■ **Directions**
Reproduce every record below exactly as written, but leave out any pictures.

-- Supplied material start --

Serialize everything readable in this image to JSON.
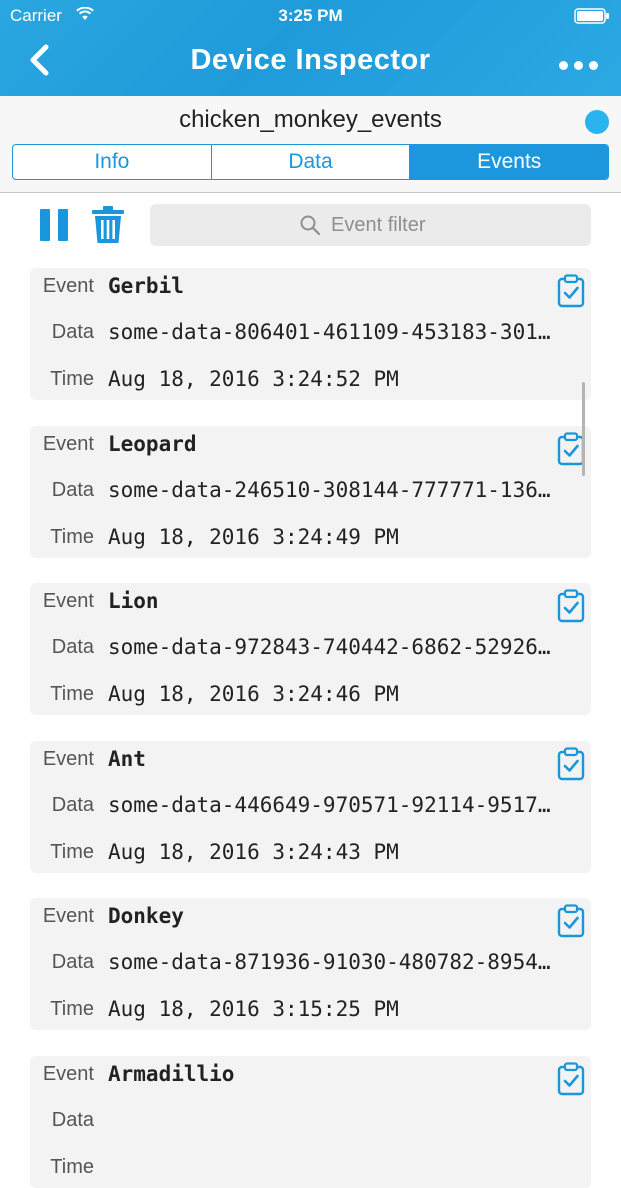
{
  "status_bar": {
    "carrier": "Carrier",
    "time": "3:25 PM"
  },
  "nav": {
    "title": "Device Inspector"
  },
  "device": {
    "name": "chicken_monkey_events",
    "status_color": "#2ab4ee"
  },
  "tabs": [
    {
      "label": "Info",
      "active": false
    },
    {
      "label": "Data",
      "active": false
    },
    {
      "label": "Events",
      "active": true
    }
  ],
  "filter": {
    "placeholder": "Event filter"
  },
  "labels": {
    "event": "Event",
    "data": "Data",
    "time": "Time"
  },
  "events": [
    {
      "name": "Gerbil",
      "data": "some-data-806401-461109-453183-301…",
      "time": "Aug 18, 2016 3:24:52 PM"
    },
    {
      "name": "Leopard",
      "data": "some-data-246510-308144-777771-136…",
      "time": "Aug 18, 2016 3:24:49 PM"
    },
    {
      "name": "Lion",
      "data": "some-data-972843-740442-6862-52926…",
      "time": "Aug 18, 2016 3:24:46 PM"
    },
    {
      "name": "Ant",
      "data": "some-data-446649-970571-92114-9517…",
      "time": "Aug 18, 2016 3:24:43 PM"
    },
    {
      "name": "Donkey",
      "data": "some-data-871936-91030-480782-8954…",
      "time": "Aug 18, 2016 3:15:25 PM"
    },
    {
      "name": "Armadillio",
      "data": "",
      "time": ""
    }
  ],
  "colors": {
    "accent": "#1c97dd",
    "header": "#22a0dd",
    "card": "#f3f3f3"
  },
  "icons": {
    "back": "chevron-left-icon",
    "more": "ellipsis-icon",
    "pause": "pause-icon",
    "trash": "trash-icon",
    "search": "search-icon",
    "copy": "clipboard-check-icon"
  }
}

-- Supplied material end --

■ **Correct response**
Serialize everything readable in this image to JSON.
{
  "status_bar": {
    "carrier": "Carrier",
    "time": "3:25 PM"
  },
  "nav": {
    "title": "Device Inspector"
  },
  "device": {
    "name": "chicken_monkey_events",
    "status_color": "#2ab4ee"
  },
  "tabs": [
    {
      "label": "Info",
      "active": false
    },
    {
      "label": "Data",
      "active": false
    },
    {
      "label": "Events",
      "active": true
    }
  ],
  "filter": {
    "placeholder": "Event filter"
  },
  "labels": {
    "event": "Event",
    "data": "Data",
    "time": "Time"
  },
  "events": [
    {
      "name": "Gerbil",
      "data": "some-data-806401-461109-453183-301…",
      "time": "Aug 18, 2016 3:24:52 PM"
    },
    {
      "name": "Leopard",
      "data": "some-data-246510-308144-777771-136…",
      "time": "Aug 18, 2016 3:24:49 PM"
    },
    {
      "name": "Lion",
      "data": "some-data-972843-740442-6862-52926…",
      "time": "Aug 18, 2016 3:24:46 PM"
    },
    {
      "name": "Ant",
      "data": "some-data-446649-970571-92114-9517…",
      "time": "Aug 18, 2016 3:24:43 PM"
    },
    {
      "name": "Donkey",
      "data": "some-data-871936-91030-480782-8954…",
      "time": "Aug 18, 2016 3:15:25 PM"
    },
    {
      "name": "Armadillio",
      "data": "",
      "time": ""
    }
  ],
  "colors": {
    "accent": "#1c97dd",
    "header": "#22a0dd",
    "card": "#f3f3f3"
  },
  "icons": {
    "back": "chevron-left-icon",
    "more": "ellipsis-icon",
    "pause": "pause-icon",
    "trash": "trash-icon",
    "search": "search-icon",
    "copy": "clipboard-check-icon"
  }
}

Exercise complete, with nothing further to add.